→ SOURCE DATA:

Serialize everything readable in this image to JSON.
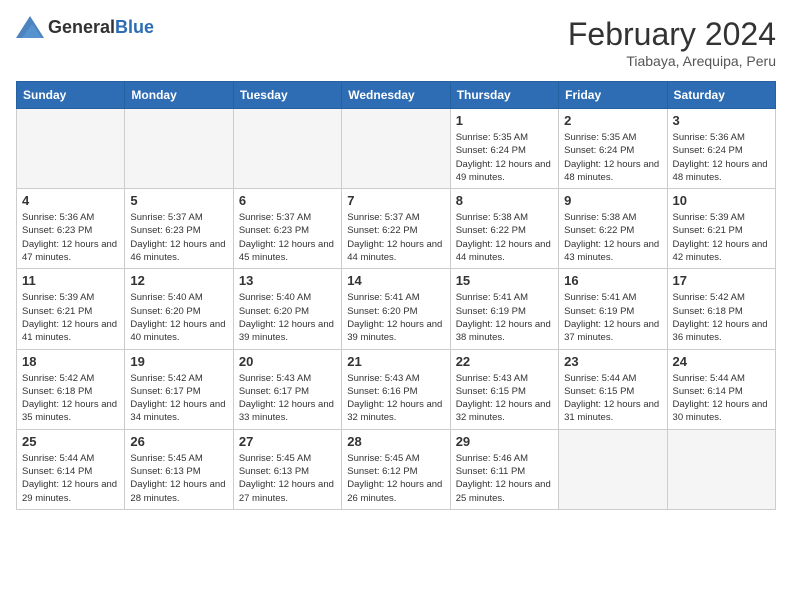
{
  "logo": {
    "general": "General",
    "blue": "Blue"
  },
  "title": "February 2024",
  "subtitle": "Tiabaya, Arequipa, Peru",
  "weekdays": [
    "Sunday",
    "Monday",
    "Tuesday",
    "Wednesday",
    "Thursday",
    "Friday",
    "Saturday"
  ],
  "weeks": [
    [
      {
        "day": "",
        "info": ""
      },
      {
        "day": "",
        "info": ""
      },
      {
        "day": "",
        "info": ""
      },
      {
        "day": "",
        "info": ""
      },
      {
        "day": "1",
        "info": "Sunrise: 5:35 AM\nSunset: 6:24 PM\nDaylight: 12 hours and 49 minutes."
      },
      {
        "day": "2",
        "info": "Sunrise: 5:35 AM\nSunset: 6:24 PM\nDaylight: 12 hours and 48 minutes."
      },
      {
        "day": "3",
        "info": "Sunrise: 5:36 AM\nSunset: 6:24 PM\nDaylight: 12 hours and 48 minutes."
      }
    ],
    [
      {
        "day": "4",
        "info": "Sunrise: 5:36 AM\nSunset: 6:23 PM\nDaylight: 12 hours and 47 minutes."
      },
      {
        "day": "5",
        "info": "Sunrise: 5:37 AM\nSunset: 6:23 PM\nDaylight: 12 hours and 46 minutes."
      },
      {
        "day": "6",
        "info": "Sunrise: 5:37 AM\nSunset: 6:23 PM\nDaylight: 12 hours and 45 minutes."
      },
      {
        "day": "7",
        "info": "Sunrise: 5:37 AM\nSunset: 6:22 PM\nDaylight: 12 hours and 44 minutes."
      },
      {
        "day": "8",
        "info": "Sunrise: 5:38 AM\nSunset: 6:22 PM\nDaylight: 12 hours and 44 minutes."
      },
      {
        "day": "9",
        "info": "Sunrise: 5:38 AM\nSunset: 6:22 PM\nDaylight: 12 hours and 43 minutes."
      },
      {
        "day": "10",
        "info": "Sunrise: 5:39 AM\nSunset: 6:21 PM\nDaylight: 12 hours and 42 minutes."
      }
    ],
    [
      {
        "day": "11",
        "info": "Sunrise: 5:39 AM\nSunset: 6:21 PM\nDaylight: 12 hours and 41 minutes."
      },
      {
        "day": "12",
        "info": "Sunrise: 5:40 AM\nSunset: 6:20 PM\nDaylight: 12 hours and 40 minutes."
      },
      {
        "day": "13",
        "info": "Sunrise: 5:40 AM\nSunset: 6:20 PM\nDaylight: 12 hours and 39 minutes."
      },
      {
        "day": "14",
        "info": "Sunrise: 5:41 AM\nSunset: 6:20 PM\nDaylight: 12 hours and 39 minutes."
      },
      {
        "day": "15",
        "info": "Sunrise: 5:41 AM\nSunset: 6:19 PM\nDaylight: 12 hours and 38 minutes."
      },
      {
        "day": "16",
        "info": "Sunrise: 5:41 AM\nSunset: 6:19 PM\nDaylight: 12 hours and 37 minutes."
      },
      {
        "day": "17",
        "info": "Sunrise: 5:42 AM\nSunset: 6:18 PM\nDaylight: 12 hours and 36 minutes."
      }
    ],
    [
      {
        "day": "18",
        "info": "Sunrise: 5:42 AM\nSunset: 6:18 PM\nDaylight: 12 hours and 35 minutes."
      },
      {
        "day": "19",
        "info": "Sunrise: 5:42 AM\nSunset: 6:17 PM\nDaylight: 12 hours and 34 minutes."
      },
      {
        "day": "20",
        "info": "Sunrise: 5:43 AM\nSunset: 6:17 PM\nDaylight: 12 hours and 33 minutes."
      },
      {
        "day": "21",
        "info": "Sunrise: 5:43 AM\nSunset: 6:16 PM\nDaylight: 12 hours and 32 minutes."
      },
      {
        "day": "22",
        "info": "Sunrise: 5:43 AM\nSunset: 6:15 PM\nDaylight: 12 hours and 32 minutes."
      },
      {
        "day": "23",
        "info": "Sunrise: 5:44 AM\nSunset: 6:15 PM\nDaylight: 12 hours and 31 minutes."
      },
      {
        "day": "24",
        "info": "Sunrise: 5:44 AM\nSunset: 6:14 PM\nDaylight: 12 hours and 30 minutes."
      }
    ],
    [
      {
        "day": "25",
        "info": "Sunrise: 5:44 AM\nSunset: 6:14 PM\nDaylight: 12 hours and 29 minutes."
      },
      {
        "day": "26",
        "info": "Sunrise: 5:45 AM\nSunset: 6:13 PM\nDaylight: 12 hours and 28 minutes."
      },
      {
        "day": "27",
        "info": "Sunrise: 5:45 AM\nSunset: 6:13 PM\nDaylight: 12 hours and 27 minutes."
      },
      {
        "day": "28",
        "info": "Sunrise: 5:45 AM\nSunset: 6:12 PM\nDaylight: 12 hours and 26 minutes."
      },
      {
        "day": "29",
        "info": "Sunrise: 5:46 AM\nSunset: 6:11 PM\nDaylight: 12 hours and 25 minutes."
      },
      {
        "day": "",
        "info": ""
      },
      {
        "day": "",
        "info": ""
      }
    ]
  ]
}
...
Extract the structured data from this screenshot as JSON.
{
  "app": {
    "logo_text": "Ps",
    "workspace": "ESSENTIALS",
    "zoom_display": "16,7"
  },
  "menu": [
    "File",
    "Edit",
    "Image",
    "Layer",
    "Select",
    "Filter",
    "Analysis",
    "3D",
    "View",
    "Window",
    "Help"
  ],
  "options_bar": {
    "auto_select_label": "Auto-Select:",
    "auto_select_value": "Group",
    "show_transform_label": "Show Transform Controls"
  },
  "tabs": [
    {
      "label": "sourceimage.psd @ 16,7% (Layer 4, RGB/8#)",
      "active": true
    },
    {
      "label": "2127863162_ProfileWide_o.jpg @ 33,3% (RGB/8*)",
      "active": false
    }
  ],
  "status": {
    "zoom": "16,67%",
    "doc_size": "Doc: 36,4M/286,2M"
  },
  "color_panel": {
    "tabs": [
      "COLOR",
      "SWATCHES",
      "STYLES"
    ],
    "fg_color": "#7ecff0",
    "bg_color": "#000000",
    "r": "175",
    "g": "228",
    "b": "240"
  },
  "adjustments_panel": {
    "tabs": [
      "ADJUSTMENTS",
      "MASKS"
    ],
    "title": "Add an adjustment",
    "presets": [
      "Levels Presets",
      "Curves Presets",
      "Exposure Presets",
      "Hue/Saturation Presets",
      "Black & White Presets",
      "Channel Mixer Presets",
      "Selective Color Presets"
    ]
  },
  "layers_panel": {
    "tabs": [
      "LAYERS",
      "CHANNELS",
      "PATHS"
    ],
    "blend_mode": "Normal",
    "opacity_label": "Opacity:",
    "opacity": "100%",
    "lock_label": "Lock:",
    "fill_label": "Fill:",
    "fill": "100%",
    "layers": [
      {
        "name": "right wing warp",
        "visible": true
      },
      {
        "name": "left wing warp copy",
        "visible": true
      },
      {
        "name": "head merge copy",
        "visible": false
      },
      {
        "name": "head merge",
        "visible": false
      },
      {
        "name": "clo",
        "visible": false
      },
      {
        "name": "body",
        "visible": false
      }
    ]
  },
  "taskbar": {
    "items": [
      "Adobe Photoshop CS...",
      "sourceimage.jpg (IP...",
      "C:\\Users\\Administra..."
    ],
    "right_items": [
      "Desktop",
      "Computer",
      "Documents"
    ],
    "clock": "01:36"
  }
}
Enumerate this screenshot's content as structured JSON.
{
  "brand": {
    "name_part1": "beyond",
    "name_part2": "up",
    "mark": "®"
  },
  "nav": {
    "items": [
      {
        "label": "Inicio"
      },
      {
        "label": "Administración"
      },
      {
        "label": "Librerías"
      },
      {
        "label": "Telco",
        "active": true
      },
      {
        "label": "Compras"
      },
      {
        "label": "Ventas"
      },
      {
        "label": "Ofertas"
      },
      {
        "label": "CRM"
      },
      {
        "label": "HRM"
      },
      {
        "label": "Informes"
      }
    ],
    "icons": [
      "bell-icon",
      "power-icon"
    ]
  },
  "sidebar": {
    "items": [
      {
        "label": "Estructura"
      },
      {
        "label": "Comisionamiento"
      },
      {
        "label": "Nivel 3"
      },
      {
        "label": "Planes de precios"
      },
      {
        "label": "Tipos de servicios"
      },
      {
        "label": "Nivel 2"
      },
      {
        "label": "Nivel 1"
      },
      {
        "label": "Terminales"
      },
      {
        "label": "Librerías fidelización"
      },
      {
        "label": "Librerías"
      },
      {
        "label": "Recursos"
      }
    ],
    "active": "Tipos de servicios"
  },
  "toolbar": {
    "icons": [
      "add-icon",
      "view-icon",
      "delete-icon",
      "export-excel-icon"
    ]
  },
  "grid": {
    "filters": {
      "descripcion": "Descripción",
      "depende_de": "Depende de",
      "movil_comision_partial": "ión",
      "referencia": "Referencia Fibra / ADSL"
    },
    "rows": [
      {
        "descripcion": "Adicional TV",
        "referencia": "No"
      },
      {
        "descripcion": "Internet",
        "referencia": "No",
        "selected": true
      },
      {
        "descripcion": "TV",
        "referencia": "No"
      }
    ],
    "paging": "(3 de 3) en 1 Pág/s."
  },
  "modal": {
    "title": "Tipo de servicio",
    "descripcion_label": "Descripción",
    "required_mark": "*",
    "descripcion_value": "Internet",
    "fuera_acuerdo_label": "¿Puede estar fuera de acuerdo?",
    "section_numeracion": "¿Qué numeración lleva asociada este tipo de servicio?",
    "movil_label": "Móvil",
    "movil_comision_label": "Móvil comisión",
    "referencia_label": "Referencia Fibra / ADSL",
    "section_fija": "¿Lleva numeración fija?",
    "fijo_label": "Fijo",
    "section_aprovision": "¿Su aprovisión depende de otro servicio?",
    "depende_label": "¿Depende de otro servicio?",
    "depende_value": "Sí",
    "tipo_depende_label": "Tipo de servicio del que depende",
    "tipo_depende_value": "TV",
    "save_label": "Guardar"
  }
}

→ REQUEST: Using the material above, gather every line that includes "copy".

→ SOLUTION:
        "name": "left wing warp copy",
        "name": "head merge copy",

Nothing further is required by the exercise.